As a result of this lack of infrastructure, Angola spends over USD1.7 billion annually on oil imports despite vast petroleum reserves totaling approximately 9 billion barrels of oil and 11 trillion cubic feet of natural gas.

But even here, the outlook is promising. Angolan President João Lourenço and Minister of Mineral Resources, Oil, and Gas, Diamantino Azevedo have made strengthening the country’s oil and gas refining capacity a priority.

Their objectives are to meet domestic energy demand, reduce oil imports, and maximize the monetization of energy resources for regional and global markets.

These efforts got off to a strong start in 2022, when Angola expanded the Luanda Refinery in cooperation with Italian oil major, Eni, increasing the plant’s daily production to 1,200 metric tonnes per day.

In addition, several new facilities, namely the Cabinda, Soyo, and Lobito refineries, are in the works.

Good News For Angola’s Downstream Sector

Phase 1 of the Cabinda refinery — a 30,000 bpd crude unit that produces diesel, heavy fuel, jet fuel, and naphtha — is expected to be operational in mid-2024. Cabinda’s capacity will double to 60,000 bpd when the final phase of construction is completed.

As recently as this month, Africa Finance Corporation and African Export-Import Bank (Afreximbank) announced a USD335 million credit facility for the project, which will cover the first phase of construction. The refinery is being developed by the UK’s Gemcorp Holding Limited (GHL) in partnership with Angola’s national oil company, Sonangol.

The Soyo refinery project is scheduled to be completed in 2025. Angola’s Ministry of Mineral Resources and Petroleum has awarded the tender for the construction of the 100,000-bpd refinery in Soyo to U.S.-based Quanten Consortium Angola LLC. The consortium will design, build, own, and operate the deep-conversion refinery. In addition to the refinery, Quanten will develop a tank farm, marine terminal, and infrastructure there.

Furthermore, a 200,000-bpd refinery in Lobito province is being developed, with services provided by Japanese conglomerate JGC Holdings. Sonangol has signed a memorandum of understanding (MoU) with China National Chemical Engineering (CNCEC) for the construction of this refinery. The MoU aims to secure financing for the project and may lead to a contract for construction by the Chinese company. The refinery, expected to be operational by 2026, will have a capacity of producing up to 200,000 bpd.

Record set:
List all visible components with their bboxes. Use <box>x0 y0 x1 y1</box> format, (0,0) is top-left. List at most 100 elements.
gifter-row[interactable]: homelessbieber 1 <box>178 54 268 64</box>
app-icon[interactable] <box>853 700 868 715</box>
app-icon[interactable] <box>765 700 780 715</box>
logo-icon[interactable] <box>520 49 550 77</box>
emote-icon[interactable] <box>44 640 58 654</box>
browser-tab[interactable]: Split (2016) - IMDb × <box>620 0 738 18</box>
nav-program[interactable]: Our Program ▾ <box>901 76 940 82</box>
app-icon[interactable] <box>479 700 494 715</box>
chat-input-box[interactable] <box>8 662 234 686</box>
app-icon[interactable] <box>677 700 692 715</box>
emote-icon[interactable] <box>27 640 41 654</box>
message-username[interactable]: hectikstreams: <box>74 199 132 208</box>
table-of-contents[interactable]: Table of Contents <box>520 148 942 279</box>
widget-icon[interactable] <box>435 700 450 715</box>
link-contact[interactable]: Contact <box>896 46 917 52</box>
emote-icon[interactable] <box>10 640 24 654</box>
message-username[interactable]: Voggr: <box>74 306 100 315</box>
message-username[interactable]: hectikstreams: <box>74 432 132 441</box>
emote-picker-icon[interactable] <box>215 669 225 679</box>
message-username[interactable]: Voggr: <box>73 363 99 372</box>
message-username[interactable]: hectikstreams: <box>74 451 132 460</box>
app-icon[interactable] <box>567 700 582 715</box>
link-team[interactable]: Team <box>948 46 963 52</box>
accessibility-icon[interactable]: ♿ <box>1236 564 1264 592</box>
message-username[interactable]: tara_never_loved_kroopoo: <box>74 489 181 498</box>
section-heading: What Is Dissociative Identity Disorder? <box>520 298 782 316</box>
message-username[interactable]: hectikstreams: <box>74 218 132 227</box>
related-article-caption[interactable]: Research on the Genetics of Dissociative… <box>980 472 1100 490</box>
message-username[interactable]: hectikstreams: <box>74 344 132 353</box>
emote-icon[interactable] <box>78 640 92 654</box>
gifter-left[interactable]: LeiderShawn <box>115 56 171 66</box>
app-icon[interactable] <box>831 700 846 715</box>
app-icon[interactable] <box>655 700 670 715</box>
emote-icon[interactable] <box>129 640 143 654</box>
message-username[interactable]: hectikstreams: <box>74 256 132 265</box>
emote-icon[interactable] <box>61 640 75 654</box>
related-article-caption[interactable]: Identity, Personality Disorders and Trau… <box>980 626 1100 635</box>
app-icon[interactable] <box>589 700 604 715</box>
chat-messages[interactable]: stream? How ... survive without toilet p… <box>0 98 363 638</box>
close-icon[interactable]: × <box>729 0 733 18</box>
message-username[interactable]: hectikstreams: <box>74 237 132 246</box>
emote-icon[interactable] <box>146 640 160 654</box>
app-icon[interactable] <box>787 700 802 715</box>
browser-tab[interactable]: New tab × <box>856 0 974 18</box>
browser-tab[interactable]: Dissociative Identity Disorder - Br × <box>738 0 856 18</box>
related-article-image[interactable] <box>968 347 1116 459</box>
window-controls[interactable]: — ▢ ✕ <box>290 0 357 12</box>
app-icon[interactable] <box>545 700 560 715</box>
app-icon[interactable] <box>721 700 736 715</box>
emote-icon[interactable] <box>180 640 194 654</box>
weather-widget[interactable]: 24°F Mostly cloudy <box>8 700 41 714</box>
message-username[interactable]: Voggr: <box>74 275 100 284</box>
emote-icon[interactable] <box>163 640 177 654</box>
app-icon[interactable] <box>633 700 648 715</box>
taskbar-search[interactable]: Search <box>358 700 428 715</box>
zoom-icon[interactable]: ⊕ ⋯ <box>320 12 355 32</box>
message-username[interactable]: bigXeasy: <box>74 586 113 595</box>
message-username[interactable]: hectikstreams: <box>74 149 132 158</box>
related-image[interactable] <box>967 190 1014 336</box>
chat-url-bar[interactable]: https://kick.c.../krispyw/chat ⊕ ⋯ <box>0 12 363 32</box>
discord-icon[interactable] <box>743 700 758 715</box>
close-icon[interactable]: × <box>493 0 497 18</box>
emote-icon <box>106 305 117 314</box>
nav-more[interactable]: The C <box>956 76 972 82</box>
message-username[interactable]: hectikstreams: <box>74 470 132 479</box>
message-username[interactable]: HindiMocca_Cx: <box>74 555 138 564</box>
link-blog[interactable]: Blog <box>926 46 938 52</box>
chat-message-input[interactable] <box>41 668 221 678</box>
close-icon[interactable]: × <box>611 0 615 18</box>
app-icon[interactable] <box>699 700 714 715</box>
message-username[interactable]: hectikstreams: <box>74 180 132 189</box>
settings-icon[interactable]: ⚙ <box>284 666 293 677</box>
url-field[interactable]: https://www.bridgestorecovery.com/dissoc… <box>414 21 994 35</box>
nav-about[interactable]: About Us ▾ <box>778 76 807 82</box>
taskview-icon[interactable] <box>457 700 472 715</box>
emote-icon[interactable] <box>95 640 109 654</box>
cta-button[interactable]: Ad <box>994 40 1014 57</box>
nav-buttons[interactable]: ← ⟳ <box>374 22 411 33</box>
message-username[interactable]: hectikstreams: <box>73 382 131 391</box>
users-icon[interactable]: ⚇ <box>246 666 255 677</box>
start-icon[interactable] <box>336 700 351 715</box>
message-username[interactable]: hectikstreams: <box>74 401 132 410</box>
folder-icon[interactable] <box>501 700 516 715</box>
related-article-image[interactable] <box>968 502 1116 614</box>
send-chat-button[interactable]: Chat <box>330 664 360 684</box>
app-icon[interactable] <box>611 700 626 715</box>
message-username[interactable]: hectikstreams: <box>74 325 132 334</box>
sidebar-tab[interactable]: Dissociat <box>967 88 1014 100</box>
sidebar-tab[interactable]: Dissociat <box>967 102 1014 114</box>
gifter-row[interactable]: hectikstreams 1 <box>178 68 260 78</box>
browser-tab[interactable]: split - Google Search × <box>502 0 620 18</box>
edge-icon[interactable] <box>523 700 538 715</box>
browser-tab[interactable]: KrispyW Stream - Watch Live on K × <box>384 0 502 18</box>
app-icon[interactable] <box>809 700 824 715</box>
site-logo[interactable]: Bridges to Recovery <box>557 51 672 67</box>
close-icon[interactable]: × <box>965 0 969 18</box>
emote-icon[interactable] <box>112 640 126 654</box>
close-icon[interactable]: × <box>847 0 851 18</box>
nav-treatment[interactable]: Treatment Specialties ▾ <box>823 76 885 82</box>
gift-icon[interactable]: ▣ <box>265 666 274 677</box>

Problem description: Could you continue the article above on Angola's oil refining plans, starting right after its closing sentence about the Lobito refinery's 200,000 bpd capacity?

Task answer:
A New Era for Angola

In 2022, Minister Azevedo said that building refineries and modernizing the existing one would allow Angola to sustain its energy supply and reduce the steep costs associated with energy imports. He and President Lourenço have continued to move the country closer to realizing those benefits — and several others.

Scaling up its refining capacity will enable Angola to maximize the monetization of its energy resources. With new projects like Eni’s Ndungu Early Production Project and TotalEnergies’ CLOV floating production, storage, and offloading unit, Angola aims to trade ready-to-use fuels with Europe, reducing Europe’s reliance on Russian resources.

Further, downstream activities such as marketing and distribution will set the stage for job creation and business opportunities, from running service stations to supplying lubricant oils.

Also important, Angola will be better positioned to meet regional energy demands. As more refineries come online, Angola can utilize such cross-border trade systems as the Central African Pipeline System and the Angola-Zambia pipeline to deliver refined products to other African countries.

Great Leaders Get Great Results

Driving growth in Angola’s downstream sector is only one example of the steps Angola’s government has taken in recent years to strengthen the country’s energy industry.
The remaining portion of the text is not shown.